[PROBLEM STATEMENT]
Using the entries that follow, collect the lines where the word "Omów" appears.

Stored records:
____________

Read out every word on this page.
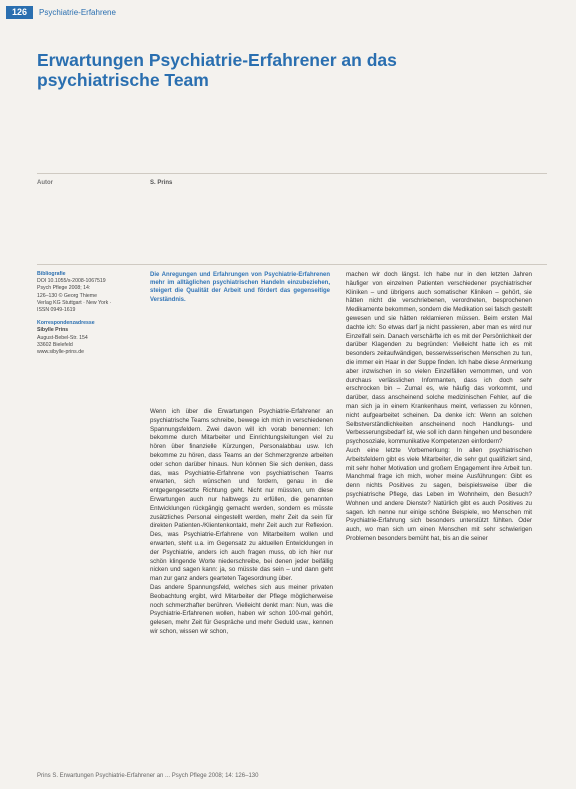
126	Psychiatrie-Erfahrene
Erwartungen Psychiatrie-Erfahrener an das psychiatrische Team
Autor	S. Prins
Bibliografie
DOI 10.1055/s-2008-1067519
Psych Pflege 2008; 14:
126–130 © Georg Thieme
Verlag KG Stuttgart · New York ·
ISSN 0949-1619
Korrespondenzadresse
Sibylle Prins
August-Bebel-Str. 154
33602 Bielefeld
www.sibylle-prins.de

Die Anregungen und Erfahrungen von Psychiatrie-Erfahrenen mehr im alltäglichen psychiatrischen Handeln einzubeziehen, steigert die Qualität der Arbeit und fördert das gegenseitige Verständnis.

Wenn ich über die Erwartungen Psychiatrie-Erfahrener an psychiatrische Teams schreibe, bewege ich mich in verschiedenen Spannungsfeldern. Zwei davon will ich vorab benennen: Ich bekomme durch Mitarbeiter und Einrichtungsleitungen viel zu hören über finanzielle Kürzungen, Personalabbau usw. Ich bekomme zu hören, dass Teams an der Schmerzgrenze arbeiten oder schon darüber hinaus. Nun können Sie sich denken, dass das, was Psychiatrie-Erfahrene von psychiatrischen Teams erwarten, sich wünschen und fordern, genau in die entgegengesetzte Richtung geht. Nicht nur müssten, um diese Erwartungen auch nur halbwegs zu erfüllen, die genannten Entwicklungen rückgängig gemacht werden, sondern es müsste zusätzliches Personal eingestellt werden, mehr Zeit da sein für direkten Patienten-/Klientenkontakt, mehr Zeit auch zur Reflexion. Des, was Psychiatrie-Erfahrene von Mitarbeitern wollen und erwarten, steht u.a. im Gegensatz zu aktuellen Entwicklungen in der Psychiatrie, anders ich auch fragen muss, ob ich hier nur schön klingende Worte niederschreibe, bei denen jeder beifällig nicken und sagen kann: ja, so müsste das sein – und dann geht man zur ganz anders gearteten Tagesordnung über.

Das andere Spannungsfeld, welches sich aus meiner privaten Beobachtung ergibt, wird Mitarbeiter der Pflege möglicherweise noch schmerzhafter berühren. Vielleicht denkt man: Nun, was die Psychiatrie-Erfahrenen wollen, haben wir schon 100-mal gehört, gelesen, mehr Zeit für Gespräche und mehr Geduld usw., kennen wir schon, wissen wir schon,

machen wir doch längst. Ich habe nur in den letzten Jahren häufiger von einzelnen Patienten verschiedener psychiatrischer Kliniken – und übrigens auch somatischer Kliniken – gehört, sie hätten nicht die verschriebenen, verordneten, besprochenen Medikamente bekommen, sondern die Medikation sei falsch gestellt gewesen und sie hätten reklamieren müssen. Beim ersten Mal dachte ich: So etwas darf ja nicht passieren, aber man es wird nur Einzelfall sein. Danach verschärfte ich es mit der Persönlichkeit der darüber Klagenden zu begründen: Vielleicht hatte ich es mit besonders zeitaufwändigen, besserwisserischen Menschen zu tun, die immer ein Haar in der Suppe finden. Ich habe diese Anmerkung aber inzwischen in so vielen Einzelfällen vernommen, und von durchaus verlässlichen Informanten, dass ich doch sehr erschrocken bin – Zumal es, wie häufig das vorkommt, und darüber, dass anscheinend solche medizinischen Fehler, auf die man sich ja in einem Krankenhaus meint, verlassen zu können, nicht aufgearbeitet scheinen. Da denke ich: Wenn an solchen Selbstverständlichkeiten anscheinend noch Handlungs- und Verbesserungsbedarf ist, wie soll ich dann hingehen und besondere psychosoziale, kommunikative Kompetenzen einfordern?

Auch eine letzte Vorbemerkung: In allen psychiatrischen Arbeitsfeldern gibt es viele Mitarbeiter, die sehr gut qualifiziert sind, mit sehr hoher Motivation und großem Engagement ihre Arbeit tun. Manchmal frage ich mich, woher meine Ausführungen: Gibt es denn nichts Positives zu sagen, beispielsweise über die psychiatrische Pflege, das Leben im Wohnheim, den Besuch? Wohnen und andere Dienste? Natürlich gibt es auch Positives zu sagen. Ich nenne nur einige schöne Beispiele, wo Menschen mit Psychiatrie-Erfahrung sich besonders unterstützt fühlten. Oder auch, wo man sich um einen Menschen mit sehr schwierigen Problemen besonders bemüht hat, bis an die seiner

Prins S. Erwartungen Psychiatrie-Erfahrener an ... Psych Pflege 2008; 14: 126–130
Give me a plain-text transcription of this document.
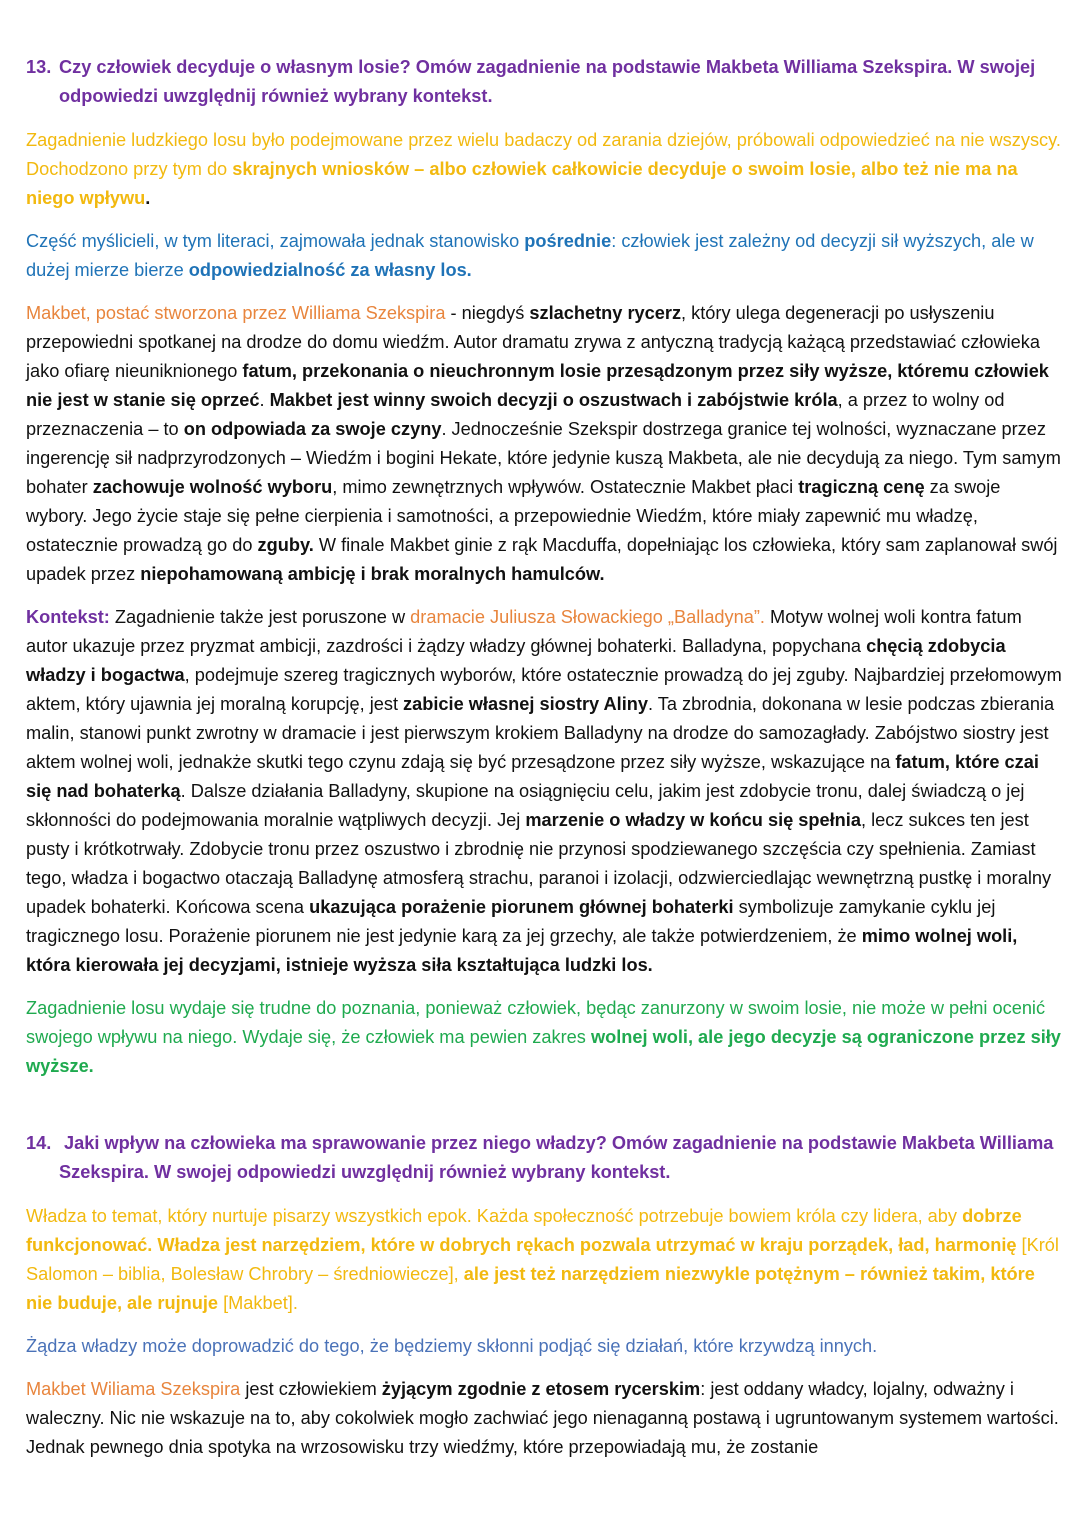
13. Czy człowiek decyduje o własnym losie? Omów zagadnienie na podstawie Makbeta Williama Szekspira. W swojej odpowiedzi uwzględnij również wybrany kontekst.

Zagadnienie ludzkiego losu było podejmowane przez wielu badaczy od zarania dziejów, próbowali odpowiedzieć na nie wszyscy. Dochodzono przy tym do skrajnych wniosków – albo człowiek całkowicie decyduje o swoim losie, albo też nie ma na niego wpływu.

Część myślicieli, w tym literaci, zajmowała jednak stanowisko pośrednie: człowiek jest zależny od decyzji sił wyższych, ale w dużej mierze bierze odpowiedzialność za własny los.

Makbet, postać stworzona przez Williama Szekspira - niegdyś szlachetny rycerz, który ulega degeneracji po usłyszeniu przepowiedni spotkanej na drodze do domu wiedźm. Autor dramatu zrywa z antyczną tradycją każącą przedstawiać człowieka jako ofiarę nieuniknionego fatum, przekonania o nieuchronnym losie przesądzonym przez siły wyższe, któremu człowiek nie jest w stanie się oprzeć. Makbet jest winny swoich decyzji o oszustwach i zabójstwie króla, a przez to wolny od przeznaczenia – to on odpowiada za swoje czyny. Jednocześnie Szekspir dostrzega granice tej wolności, wyznaczane przez ingerencję sił nadprzyrodzonych – Wiedźm i bogini Hekate, które jedynie kuszą Makbeta, ale nie decydują za niego. Tym samym bohater zachowuje wolność wyboru, mimo zewnętrznych wpływów. Ostatecznie Makbet płaci tragiczną cenę za swoje wybory. Jego życie staje się pełne cierpienia i samotności, a przepowiednie Wiedźm, które miały zapewnić mu władzę, ostatecznie prowadzą go do zguby. W finale Makbet ginie z rąk Macduffa, dopełniając los człowieka, który sam zaplanował swój upadek przez niepohamowaną ambicję i brak moralnych hamulców.

Kontekst: Zagadnienie także jest poruszone w dramacie Juliusza Słowackiego „Balladyna”. Motyw wolnej woli kontra fatum autor ukazuje przez pryzmat ambicji, zazdrości i żądzy władzy głównej bohaterki. Balladyna, popychana chęcią zdobycia władzy i bogactwa, podejmuje szereg tragicznych wyborów, które ostatecznie prowadzą do jej zguby. Najbardziej przełomowym aktem, który ujawnia jej moralną korupcję, jest zabicie własnej siostry Aliny. Ta zbrodnia, dokonana w lesie podczas zbierania malin, stanowi punkt zwrotny w dramacie i jest pierwszym krokiem Balladyny na drodze do samozagłady. Zabójstwo siostry jest aktem wolnej woli, jednakże skutki tego czynu zdają się być przesądzone przez siły wyższe, wskazujące na fatum, które czai się nad bohaterką. Dalsze działania Balladyny, skupione na osiągnięciu celu, jakim jest zdobycie tronu, dalej świadczą o jej skłonności do podejmowania moralnie wątpliwych decyzji. Jej marzenie o władzy w końcu się spełnia, lecz sukces ten jest pusty i krótkotrwały. Zdobycie tronu przez oszustwo i zbrodnię nie przynosi spodziewanego szczęścia czy spełnienia. Zamiast tego, władza i bogactwo otaczają Balladynę atmosferą strachu, paranoi i izolacji, odzwierciedlając wewnętrzną pustkę i moralny upadek bohaterki. Końcowa scena ukazująca porażenie piorunem głównej bohaterki symbolizuje zamykanie cyklu jej tragicznego losu. Porażenie piorunem nie jest jedynie karą za jej grzechy, ale także potwierdzeniem, że mimo wolnej woli, która kierowała jej decyzjami, istnieje wyższa siła kształtująca ludzki los.

Zagadnienie losu wydaje się trudne do poznania, ponieważ człowiek, będąc zanurzony w swoim losie, nie może w pełni ocenić swojego wpływu na niego. Wydaje się, że człowiek ma pewien zakres wolnej woli, ale jego decyzje są ograniczone przez siły wyższe.

14. Jaki wpływ na człowieka ma sprawowanie przez niego władzy? Omów zagadnienie na podstawie Makbeta Williama Szekspira. W swojej odpowiedzi uwzględnij również wybrany kontekst.

Władza to temat, który nurtuje pisarzy wszystkich epok. Każda społeczność potrzebuje bowiem króla czy lidera, aby dobrze funkcjonować. Władza jest narzędziem, które w dobrych rękach pozwala utrzymać w kraju porządek, ład, harmonię [Król Salomon – biblia, Bolesław Chrobry – średniowiecze], ale jest też narzędziem niezwykle potężnym – również takim, które nie buduje, ale rujnuje [Makbet].

Żądza władzy może doprowadzić do tego, że będziemy skłonni podjąć się działań, które krzywdzą innych.

Makbet Wiliama Szekspira jest człowiekiem żyjącym zgodnie z etosem rycerskim: jest oddany władcy, lojalny, odważny i waleczny. Nic nie wskazuje na to, aby cokolwiek mogło zachwiać jego nienaganną postawą i ugruntowanym systemem wartości. Jednak pewnego dnia spotyka na wrzosowisku trzy wiedźmy, które przepowiadają mu, że zostanie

____________

[COMPLETE OUTPUT]
13. Czy człowiek decyduje o własnym losie? Omów zagadnienie na podstawie Makbeta Williama Szekspira. W swojej odpowiedzi uwzględnij również wybrany kontekst.
14. Jaki wpływ na człowieka ma sprawowanie przez niego władzy? Omów zagadnienie na podstawie Makbeta Williama Szekspira. W swojej odpowiedzi uwzględnij również wybrany kontekst.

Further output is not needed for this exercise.